Rewrite the lines below, changing every "legend-marker-icon" to "legend-swatch" and keeping everything else the same.

**Records shown**
<<<<
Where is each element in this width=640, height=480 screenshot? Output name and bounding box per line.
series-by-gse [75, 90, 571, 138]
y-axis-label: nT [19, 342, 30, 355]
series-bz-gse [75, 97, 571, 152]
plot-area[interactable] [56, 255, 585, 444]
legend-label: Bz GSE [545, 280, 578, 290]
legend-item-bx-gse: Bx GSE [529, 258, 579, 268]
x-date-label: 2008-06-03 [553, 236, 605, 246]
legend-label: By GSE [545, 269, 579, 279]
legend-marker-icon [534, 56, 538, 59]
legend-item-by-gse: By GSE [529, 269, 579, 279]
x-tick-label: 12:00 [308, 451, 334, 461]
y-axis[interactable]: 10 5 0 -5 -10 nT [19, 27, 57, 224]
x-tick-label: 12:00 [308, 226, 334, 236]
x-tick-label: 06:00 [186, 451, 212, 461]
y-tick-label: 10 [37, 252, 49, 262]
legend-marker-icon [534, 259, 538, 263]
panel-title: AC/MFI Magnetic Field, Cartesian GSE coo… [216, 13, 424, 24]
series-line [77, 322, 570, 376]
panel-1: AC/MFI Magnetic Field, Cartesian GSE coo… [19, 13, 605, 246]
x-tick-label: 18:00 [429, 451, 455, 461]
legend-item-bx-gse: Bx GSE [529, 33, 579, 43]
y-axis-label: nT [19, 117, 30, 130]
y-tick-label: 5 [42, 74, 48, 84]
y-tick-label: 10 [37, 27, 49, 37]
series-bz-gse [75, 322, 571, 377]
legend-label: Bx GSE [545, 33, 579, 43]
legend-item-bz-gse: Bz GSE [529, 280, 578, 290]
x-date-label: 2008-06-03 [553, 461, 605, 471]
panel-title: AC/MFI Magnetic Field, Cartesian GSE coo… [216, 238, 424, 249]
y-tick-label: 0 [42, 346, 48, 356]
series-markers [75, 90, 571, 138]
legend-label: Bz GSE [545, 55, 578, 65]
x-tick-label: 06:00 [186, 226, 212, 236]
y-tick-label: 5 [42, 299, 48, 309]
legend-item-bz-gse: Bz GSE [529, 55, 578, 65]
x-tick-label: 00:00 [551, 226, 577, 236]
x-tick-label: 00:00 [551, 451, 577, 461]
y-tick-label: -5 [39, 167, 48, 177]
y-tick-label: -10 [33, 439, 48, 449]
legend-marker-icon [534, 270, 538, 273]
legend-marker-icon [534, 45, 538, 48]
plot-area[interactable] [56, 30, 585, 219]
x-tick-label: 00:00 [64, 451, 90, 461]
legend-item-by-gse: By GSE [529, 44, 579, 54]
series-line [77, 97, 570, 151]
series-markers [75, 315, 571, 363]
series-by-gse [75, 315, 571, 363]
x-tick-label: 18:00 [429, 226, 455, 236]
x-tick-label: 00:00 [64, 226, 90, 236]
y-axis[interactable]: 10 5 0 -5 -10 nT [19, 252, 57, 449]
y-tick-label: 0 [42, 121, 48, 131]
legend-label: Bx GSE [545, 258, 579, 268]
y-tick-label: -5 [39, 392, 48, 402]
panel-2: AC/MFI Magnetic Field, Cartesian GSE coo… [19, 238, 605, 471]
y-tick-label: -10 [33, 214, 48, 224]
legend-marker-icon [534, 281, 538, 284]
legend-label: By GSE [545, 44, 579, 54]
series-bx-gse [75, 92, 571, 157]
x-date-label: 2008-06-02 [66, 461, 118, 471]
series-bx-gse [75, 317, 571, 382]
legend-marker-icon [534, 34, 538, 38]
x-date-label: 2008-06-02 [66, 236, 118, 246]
>>>>
**Answer**
Where is each element in this width=640, height=480 screenshot? Output name and bounding box per line.
series-by-gse [75, 90, 571, 138]
y-axis-label: nT [19, 342, 30, 355]
series-bz-gse [75, 97, 571, 152]
plot-area[interactable] [56, 255, 585, 444]
legend-label: Bz GSE [545, 280, 578, 290]
legend-item-bx-gse: Bx GSE [529, 258, 579, 268]
x-date-label: 2008-06-03 [553, 236, 605, 246]
legend-label: By GSE [545, 269, 579, 279]
legend-swatch [534, 56, 538, 59]
legend-item-by-gse: By GSE [529, 269, 579, 279]
x-tick-label: 12:00 [308, 451, 334, 461]
y-axis[interactable]: 10 5 0 -5 -10 nT [19, 27, 57, 224]
x-tick-label: 12:00 [308, 226, 334, 236]
x-tick-label: 06:00 [186, 451, 212, 461]
y-tick-label: 10 [37, 252, 49, 262]
legend-swatch [534, 259, 538, 263]
panel-title: AC/MFI Magnetic Field, Cartesian GSE coo… [216, 13, 424, 24]
series-line [77, 322, 570, 376]
panel-1: AC/MFI Magnetic Field, Cartesian GSE coo… [19, 13, 605, 246]
x-tick-label: 18:00 [429, 451, 455, 461]
legend-item-bx-gse: Bx GSE [529, 33, 579, 43]
y-axis-label: nT [19, 117, 30, 130]
y-tick-label: 5 [42, 74, 48, 84]
y-tick-label: 10 [37, 27, 49, 37]
series-bz-gse [75, 322, 571, 377]
legend-label: Bx GSE [545, 33, 579, 43]
legend-item-bz-gse: Bz GSE [529, 280, 578, 290]
x-date-label: 2008-06-03 [553, 461, 605, 471]
panel-title: AC/MFI Magnetic Field, Cartesian GSE coo… [216, 238, 424, 249]
y-tick-label: 0 [42, 346, 48, 356]
series-markers [75, 90, 571, 138]
legend-label: Bz GSE [545, 55, 578, 65]
x-tick-label: 06:00 [186, 226, 212, 236]
y-tick-label: 5 [42, 299, 48, 309]
legend-item-bz-gse: Bz GSE [529, 55, 578, 65]
x-tick-label: 00:00 [551, 226, 577, 236]
x-tick-label: 00:00 [551, 451, 577, 461]
y-tick-label: -5 [39, 167, 48, 177]
y-tick-label: -10 [33, 439, 48, 449]
legend-swatch [534, 270, 538, 273]
legend-swatch [534, 45, 538, 48]
plot-area[interactable] [56, 30, 585, 219]
x-tick-label: 00:00 [64, 451, 90, 461]
legend-item-by-gse: By GSE [529, 44, 579, 54]
series-line [77, 97, 570, 151]
series-markers [75, 315, 571, 363]
series-by-gse [75, 315, 571, 363]
x-tick-label: 18:00 [429, 226, 455, 236]
x-tick-label: 00:00 [64, 226, 90, 236]
y-axis[interactable]: 10 5 0 -5 -10 nT [19, 252, 57, 449]
y-tick-label: 0 [42, 121, 48, 131]
legend-label: Bx GSE [545, 258, 579, 268]
y-tick-label: -5 [39, 392, 48, 402]
panel-2: AC/MFI Magnetic Field, Cartesian GSE coo… [19, 238, 605, 471]
y-tick-label: -10 [33, 214, 48, 224]
legend-swatch [534, 281, 538, 284]
legend-label: By GSE [545, 44, 579, 54]
series-bx-gse [75, 92, 571, 157]
x-date-label: 2008-06-02 [66, 461, 118, 471]
series-bx-gse [75, 317, 571, 382]
legend-swatch [534, 34, 538, 38]
x-date-label: 2008-06-02 [66, 236, 118, 246]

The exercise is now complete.